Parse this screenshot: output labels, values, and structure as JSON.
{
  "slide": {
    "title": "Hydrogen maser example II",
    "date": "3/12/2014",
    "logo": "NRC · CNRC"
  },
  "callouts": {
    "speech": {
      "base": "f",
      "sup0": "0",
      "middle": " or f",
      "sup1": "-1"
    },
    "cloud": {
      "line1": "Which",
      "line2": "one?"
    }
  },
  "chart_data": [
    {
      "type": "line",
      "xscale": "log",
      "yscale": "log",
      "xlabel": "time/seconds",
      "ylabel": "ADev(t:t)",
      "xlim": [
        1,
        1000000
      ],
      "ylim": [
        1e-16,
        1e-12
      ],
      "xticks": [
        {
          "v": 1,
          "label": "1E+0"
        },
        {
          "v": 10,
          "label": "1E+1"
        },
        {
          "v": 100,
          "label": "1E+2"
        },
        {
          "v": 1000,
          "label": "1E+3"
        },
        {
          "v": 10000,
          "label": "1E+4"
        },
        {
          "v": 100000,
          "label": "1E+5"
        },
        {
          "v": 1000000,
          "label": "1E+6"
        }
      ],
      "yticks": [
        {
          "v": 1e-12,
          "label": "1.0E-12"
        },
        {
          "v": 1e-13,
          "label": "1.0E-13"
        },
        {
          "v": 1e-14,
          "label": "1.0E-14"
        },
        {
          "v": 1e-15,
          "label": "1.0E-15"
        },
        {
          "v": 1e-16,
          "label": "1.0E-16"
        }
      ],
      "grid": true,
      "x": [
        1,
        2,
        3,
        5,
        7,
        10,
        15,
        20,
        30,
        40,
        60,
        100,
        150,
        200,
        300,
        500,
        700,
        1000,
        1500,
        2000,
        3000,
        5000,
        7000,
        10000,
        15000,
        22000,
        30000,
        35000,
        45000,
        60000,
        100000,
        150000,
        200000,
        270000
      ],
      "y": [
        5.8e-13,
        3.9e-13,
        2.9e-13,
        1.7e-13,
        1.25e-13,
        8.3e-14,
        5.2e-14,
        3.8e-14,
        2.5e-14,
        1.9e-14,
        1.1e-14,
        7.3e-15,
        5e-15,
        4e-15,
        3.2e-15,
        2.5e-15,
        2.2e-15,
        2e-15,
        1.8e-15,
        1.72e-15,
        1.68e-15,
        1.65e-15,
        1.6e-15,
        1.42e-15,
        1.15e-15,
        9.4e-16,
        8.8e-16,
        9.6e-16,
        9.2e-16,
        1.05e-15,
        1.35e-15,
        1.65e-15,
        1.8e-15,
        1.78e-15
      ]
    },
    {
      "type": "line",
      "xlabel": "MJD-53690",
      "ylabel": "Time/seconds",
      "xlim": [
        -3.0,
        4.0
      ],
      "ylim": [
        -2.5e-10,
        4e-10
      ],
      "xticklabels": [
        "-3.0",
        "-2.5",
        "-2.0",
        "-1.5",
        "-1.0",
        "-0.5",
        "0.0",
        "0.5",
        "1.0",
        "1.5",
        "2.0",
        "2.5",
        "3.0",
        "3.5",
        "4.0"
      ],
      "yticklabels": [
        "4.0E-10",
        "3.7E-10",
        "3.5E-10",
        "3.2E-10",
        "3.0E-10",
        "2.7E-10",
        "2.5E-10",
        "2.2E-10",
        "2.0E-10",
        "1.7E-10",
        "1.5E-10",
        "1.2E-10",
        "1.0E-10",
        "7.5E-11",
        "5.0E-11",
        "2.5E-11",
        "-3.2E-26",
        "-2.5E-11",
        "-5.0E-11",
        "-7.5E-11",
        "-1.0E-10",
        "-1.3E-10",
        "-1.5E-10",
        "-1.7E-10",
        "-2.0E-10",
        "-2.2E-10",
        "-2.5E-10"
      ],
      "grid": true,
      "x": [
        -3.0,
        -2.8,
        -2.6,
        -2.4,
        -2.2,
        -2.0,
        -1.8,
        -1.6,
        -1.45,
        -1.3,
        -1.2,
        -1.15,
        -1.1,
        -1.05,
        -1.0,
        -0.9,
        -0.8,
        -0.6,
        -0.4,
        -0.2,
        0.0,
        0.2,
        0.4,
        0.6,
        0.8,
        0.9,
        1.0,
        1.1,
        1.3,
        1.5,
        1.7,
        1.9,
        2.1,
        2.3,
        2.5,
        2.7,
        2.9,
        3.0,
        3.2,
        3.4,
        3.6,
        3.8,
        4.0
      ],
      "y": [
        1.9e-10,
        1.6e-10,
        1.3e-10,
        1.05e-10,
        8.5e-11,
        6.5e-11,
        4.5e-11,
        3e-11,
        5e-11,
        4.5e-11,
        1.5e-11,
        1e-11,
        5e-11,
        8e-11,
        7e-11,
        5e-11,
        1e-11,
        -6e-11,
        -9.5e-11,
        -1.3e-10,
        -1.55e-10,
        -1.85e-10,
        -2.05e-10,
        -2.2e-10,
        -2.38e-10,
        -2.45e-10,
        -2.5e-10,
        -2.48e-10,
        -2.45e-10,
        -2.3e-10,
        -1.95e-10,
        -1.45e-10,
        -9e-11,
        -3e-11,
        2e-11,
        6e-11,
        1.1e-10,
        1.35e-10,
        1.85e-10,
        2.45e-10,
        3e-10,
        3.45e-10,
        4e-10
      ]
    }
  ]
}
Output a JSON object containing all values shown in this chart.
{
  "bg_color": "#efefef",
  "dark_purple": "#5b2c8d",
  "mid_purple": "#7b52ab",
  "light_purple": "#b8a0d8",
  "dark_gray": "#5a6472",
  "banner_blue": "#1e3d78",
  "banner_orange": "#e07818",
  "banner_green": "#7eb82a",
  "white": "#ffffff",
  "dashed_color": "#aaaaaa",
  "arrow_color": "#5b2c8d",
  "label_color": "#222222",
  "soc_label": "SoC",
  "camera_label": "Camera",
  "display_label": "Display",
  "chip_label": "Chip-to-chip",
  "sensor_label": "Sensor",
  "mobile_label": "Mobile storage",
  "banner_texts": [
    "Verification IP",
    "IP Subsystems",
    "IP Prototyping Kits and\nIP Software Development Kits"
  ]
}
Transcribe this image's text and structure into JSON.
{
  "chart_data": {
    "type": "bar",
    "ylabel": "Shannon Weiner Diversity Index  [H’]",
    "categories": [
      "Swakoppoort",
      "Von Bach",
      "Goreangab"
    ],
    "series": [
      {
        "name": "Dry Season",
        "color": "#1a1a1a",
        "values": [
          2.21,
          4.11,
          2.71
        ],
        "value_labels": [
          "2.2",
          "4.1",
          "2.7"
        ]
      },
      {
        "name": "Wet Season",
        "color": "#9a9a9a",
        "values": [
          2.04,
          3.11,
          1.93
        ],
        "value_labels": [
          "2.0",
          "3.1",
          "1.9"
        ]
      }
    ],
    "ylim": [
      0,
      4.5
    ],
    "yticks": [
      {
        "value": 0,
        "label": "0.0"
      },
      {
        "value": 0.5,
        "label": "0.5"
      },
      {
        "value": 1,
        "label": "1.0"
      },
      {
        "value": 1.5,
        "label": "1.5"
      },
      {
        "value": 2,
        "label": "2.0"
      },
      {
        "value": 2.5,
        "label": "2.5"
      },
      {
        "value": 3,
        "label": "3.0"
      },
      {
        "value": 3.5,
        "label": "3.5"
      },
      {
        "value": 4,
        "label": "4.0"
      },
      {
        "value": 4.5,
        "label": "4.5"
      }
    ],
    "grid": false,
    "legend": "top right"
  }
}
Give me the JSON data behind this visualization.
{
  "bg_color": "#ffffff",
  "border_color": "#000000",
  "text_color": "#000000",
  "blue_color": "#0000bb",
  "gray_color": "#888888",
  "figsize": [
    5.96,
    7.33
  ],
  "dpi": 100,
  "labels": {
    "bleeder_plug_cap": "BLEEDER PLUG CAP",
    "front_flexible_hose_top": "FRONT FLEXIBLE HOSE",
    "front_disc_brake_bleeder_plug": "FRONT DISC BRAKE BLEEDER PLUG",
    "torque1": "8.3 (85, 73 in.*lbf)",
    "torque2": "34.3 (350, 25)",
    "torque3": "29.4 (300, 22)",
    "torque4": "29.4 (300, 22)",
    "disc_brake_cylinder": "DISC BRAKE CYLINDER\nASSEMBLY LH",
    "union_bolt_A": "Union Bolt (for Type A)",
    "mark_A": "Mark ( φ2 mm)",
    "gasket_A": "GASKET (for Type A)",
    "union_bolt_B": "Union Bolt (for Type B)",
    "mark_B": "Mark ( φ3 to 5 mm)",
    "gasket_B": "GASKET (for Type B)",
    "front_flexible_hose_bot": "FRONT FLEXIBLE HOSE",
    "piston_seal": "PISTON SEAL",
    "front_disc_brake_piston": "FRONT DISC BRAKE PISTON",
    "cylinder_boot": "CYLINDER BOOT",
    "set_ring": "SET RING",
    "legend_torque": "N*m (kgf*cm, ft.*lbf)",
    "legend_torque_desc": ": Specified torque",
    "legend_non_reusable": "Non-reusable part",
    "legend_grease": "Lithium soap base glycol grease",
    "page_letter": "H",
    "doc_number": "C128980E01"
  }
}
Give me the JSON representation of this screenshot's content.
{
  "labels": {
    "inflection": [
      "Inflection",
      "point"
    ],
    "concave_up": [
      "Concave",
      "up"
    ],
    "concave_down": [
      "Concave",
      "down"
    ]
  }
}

→ **Required task**
Beginning at the line that contains "Give me the JSON representation", retype each line of the listing up to and including the last one, exactly as it stands, and nothing else.

→ **Final answer**
Give me the JSON representation of this screenshot's content.
{
  "labels": {
    "inflection": [
      "Inflection",
      "point"
    ],
    "concave_up": [
      "Concave",
      "up"
    ],
    "concave_down": [
      "Concave",
      "down"
    ]
  }
}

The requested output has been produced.